◆ **EXERCISE BRIEF**:
Say how many lines hold the string "icons", and nothing more.

Extracted records
■ ■ ■ ■ ■ ■ ■
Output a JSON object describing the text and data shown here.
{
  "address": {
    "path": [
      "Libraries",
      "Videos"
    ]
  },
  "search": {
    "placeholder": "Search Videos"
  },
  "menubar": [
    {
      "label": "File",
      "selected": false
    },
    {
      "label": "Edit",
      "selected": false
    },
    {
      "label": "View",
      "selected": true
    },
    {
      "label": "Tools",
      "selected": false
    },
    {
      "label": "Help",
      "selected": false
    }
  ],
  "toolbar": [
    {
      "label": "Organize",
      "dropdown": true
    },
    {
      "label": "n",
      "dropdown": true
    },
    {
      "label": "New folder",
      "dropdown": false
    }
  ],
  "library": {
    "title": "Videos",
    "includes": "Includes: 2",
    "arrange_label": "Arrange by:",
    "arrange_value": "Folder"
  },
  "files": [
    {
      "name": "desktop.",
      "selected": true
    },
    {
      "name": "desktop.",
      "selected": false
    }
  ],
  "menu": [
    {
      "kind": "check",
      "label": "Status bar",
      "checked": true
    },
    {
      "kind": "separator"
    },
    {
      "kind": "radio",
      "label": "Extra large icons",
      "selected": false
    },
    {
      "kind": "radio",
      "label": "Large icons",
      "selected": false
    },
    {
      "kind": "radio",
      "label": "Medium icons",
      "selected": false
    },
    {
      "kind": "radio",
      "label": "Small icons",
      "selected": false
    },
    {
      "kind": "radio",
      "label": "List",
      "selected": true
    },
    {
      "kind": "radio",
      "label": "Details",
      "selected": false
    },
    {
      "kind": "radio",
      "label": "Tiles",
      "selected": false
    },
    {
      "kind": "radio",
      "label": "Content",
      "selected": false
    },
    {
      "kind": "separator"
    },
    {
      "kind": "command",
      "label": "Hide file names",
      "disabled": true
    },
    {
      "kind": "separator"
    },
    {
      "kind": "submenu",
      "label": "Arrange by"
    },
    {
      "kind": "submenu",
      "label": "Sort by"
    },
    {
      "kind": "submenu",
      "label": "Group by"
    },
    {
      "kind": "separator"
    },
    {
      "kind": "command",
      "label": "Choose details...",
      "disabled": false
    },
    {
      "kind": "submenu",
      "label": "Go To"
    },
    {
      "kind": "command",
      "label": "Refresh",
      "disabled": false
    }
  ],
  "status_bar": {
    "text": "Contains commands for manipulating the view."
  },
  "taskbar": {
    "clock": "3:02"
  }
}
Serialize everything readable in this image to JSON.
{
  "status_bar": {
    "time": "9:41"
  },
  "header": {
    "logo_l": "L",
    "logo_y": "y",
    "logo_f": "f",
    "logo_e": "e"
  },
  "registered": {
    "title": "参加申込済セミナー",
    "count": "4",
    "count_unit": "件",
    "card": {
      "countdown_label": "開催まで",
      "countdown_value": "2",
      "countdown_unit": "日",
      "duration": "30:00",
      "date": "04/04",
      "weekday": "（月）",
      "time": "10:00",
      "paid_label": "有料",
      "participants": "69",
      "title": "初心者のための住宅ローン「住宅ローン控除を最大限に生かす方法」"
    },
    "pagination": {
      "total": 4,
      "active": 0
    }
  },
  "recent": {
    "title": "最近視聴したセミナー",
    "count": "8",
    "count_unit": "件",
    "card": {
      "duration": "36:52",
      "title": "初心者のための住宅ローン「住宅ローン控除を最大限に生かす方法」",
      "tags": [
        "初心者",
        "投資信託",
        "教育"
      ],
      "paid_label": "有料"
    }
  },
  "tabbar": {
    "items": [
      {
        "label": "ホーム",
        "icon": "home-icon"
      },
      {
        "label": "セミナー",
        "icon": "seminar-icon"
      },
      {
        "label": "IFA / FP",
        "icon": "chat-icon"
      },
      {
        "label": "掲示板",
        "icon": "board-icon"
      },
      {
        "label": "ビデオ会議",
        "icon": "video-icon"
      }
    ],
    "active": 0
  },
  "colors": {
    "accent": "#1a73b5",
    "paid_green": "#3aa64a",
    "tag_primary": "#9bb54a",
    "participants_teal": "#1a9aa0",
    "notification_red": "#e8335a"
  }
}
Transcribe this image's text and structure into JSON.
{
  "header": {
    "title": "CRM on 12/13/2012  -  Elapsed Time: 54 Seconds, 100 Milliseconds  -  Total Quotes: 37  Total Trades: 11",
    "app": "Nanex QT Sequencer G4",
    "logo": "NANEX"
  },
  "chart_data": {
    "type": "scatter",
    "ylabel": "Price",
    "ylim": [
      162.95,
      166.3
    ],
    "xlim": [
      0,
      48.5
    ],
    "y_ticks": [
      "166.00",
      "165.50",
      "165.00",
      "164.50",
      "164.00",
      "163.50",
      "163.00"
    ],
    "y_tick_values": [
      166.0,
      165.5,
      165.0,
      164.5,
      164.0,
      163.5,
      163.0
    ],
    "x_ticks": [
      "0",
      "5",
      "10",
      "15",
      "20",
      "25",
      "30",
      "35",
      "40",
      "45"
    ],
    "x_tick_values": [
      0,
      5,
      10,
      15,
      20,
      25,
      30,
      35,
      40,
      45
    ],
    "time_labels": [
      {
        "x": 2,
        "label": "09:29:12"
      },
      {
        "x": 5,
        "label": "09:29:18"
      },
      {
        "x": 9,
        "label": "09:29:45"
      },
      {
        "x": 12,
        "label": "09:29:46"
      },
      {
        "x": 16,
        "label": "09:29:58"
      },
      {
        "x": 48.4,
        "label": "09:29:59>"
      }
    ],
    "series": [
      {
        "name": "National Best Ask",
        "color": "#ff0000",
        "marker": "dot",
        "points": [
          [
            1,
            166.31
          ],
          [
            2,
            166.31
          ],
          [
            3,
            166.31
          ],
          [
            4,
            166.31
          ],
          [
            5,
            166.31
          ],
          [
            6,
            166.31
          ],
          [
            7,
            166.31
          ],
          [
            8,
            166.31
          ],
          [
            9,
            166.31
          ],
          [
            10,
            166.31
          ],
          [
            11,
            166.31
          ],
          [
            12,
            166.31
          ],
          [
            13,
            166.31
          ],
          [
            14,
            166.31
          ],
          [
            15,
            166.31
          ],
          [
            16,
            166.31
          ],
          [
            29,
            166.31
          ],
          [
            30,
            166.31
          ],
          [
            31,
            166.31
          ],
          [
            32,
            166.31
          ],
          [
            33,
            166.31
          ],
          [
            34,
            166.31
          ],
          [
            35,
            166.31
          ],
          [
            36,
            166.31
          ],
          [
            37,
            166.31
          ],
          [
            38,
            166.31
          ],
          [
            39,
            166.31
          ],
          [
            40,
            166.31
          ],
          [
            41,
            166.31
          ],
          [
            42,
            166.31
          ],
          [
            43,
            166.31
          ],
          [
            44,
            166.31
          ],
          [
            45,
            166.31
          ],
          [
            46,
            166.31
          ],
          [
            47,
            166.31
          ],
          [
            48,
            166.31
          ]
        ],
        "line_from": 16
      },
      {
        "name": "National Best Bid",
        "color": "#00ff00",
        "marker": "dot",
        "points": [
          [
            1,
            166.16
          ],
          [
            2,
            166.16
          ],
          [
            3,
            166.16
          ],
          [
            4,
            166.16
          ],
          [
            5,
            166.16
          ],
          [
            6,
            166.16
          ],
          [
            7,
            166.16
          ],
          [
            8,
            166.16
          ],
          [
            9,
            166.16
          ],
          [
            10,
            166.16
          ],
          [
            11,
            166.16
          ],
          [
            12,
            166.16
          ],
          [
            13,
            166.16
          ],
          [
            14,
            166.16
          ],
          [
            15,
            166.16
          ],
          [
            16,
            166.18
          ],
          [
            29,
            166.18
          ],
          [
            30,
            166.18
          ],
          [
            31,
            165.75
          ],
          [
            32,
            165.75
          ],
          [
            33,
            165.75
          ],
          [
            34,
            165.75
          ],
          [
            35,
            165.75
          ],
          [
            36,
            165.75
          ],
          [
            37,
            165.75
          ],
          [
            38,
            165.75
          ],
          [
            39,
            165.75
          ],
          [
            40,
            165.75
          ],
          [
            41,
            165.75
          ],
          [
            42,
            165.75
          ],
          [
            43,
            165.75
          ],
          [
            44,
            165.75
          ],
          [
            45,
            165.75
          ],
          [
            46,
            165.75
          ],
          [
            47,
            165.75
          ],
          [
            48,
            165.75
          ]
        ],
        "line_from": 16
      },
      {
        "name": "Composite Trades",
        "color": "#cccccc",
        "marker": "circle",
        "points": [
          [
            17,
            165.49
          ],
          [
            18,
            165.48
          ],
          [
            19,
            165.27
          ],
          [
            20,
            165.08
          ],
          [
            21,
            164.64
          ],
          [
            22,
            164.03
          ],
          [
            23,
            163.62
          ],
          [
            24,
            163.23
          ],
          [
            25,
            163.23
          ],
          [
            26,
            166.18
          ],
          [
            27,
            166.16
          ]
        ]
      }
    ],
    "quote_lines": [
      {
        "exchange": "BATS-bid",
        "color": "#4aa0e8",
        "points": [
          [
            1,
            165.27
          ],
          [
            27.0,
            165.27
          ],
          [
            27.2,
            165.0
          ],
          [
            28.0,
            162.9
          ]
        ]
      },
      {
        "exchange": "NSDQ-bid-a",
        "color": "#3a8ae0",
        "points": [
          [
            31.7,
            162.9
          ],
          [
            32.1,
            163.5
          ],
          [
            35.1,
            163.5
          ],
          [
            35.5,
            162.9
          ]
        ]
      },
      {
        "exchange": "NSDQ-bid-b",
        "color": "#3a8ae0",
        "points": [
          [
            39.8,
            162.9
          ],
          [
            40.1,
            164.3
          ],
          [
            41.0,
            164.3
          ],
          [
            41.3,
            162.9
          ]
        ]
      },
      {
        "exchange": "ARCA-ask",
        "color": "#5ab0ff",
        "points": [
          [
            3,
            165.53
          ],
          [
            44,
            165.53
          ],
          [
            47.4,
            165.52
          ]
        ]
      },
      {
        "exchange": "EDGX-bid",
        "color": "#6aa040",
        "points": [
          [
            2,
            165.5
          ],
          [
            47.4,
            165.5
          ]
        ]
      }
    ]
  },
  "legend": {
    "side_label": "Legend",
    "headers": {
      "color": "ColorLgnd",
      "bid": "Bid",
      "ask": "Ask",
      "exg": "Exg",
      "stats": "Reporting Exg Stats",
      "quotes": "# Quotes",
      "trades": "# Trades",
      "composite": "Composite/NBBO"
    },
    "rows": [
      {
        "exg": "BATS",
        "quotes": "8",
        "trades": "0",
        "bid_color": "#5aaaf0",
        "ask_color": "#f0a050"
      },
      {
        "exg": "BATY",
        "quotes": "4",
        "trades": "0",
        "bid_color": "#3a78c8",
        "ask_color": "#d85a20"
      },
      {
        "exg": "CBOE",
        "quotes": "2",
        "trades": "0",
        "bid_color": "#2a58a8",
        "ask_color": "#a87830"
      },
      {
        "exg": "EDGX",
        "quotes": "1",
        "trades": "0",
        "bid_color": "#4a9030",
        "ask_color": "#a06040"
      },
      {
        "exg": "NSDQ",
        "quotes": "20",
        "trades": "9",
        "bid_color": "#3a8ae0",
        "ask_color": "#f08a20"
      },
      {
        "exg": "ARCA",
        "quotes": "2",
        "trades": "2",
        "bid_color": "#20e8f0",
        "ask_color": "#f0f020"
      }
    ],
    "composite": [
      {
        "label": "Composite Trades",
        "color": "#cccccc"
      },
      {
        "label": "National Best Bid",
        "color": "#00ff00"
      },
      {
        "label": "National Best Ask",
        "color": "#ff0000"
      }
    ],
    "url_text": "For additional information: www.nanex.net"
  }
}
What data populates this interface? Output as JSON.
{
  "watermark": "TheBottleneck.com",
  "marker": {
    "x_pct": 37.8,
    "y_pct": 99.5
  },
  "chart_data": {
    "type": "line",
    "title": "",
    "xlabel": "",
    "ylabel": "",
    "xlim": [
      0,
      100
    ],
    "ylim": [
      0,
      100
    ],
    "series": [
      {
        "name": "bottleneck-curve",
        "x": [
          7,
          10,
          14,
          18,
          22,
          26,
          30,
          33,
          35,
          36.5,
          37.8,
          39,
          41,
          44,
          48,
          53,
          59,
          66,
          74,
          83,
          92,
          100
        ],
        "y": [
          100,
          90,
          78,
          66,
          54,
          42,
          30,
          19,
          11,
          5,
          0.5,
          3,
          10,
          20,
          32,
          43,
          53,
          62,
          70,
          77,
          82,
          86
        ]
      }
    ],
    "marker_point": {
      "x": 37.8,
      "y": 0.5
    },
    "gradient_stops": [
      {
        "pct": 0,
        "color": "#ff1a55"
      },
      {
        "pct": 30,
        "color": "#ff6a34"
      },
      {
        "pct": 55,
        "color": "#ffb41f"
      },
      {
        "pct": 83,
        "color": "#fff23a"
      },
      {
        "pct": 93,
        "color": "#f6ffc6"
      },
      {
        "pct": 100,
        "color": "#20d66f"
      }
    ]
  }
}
■ ■ ■ ■ ■ ■ ■
◆ **EXERCISE OUTPUT**:
4